▶ _EXERCISE REQUIREMENTS_: Repeat the listing in full. Nothing may be added or left out.
>> start DATA TO USE
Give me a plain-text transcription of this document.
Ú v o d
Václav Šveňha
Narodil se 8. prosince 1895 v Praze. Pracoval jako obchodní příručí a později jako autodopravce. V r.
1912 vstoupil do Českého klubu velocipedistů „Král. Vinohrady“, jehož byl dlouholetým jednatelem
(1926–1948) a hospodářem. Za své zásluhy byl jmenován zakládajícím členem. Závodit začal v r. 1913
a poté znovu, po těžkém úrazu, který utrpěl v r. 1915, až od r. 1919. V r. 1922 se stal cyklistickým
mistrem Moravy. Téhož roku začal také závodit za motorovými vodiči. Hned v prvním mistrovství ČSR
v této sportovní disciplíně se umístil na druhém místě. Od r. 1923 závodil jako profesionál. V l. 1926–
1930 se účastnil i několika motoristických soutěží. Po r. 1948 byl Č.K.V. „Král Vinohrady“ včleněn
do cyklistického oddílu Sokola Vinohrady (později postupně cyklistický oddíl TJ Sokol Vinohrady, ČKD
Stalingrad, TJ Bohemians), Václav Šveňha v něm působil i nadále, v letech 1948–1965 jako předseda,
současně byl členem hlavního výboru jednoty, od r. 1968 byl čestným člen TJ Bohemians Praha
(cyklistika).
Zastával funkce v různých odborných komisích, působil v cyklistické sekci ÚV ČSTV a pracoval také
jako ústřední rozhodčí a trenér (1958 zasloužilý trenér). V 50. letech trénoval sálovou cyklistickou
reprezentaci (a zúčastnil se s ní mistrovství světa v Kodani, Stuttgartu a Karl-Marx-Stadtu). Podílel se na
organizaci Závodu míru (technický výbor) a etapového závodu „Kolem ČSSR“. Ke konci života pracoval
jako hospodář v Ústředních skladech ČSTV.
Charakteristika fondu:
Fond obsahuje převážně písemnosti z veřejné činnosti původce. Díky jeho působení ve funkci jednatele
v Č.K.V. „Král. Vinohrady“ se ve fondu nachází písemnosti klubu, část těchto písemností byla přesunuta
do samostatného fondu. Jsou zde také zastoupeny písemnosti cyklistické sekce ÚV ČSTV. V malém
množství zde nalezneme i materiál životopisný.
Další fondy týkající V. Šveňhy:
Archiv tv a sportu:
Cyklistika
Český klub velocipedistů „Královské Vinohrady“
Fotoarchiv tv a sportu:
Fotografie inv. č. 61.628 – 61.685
>> end DATA TO USE
▶ _ANSWER TO THIS PROBLEM_:
Give me a plain-text transcription of this document.
Ú v o d
Václav Šveňha
Narodil se 8. prosince 1895 v Praze. Pracoval jako obchodní příručí a později jako autodopravce. V r.
1912 vstoupil do Českého klubu velocipedistů „Král. Vinohrady“, jehož byl dlouholetým jednatelem
(1926–1948) a hospodářem. Za své zásluhy byl jmenován zakládajícím členem. Závodit začal v r. 1913
a poté znovu, po těžkém úrazu, který utrpěl v r. 1915, až od r. 1919. V r. 1922 se stal cyklistickým
mistrem Moravy. Téhož roku začal také závodit za motorovými vodiči. Hned v prvním mistrovství ČSR
v této sportovní disciplíně se umístil na druhém místě. Od r. 1923 závodil jako profesionál. V l. 1926–
1930 se účastnil i několika motoristických soutěží. Po r. 1948 byl Č.K.V. „Král Vinohrady“ včleněn
do cyklistického oddílu Sokola Vinohrady (později postupně cyklistický oddíl TJ Sokol Vinohrady, ČKD
Stalingrad, TJ Bohemians), Václav Šveňha v něm působil i nadále, v letech 1948–1965 jako předseda,
současně byl členem hlavního výboru jednoty, od r. 1968 byl čestným člen TJ Bohemians Praha
(cyklistika).
Zastával funkce v různých odborných komisích, působil v cyklistické sekci ÚV ČSTV a pracoval také
jako ústřední rozhodčí a trenér (1958 zasloužilý trenér). V 50. letech trénoval sálovou cyklistickou
reprezentaci (a zúčastnil se s ní mistrovství světa v Kodani, Stuttgartu a Karl-Marx-Stadtu). Podílel se na
organizaci Závodu míru (technický výbor) a etapového závodu „Kolem ČSSR“. Ke konci života pracoval
jako hospodář v Ústředních skladech ČSTV.
Charakteristika fondu:
Fond obsahuje převážně písemnosti z veřejné činnosti původce. Díky jeho působení ve funkci jednatele
v Č.K.V. „Král. Vinohrady“ se ve fondu nachází písemnosti klubu, část těchto písemností byla přesunuta
do samostatného fondu. Jsou zde také zastoupeny písemnosti cyklistické sekce ÚV ČSTV. V malém
množství zde nalezneme i materiál životopisný.
Další fondy týkající V. Šveňhy:
Archiv tv a sportu:
Cyklistika
Český klub velocipedistů „Královské Vinohrady“
Fotoarchiv tv a sportu:
Fotografie inv. č. 61.628 – 61.685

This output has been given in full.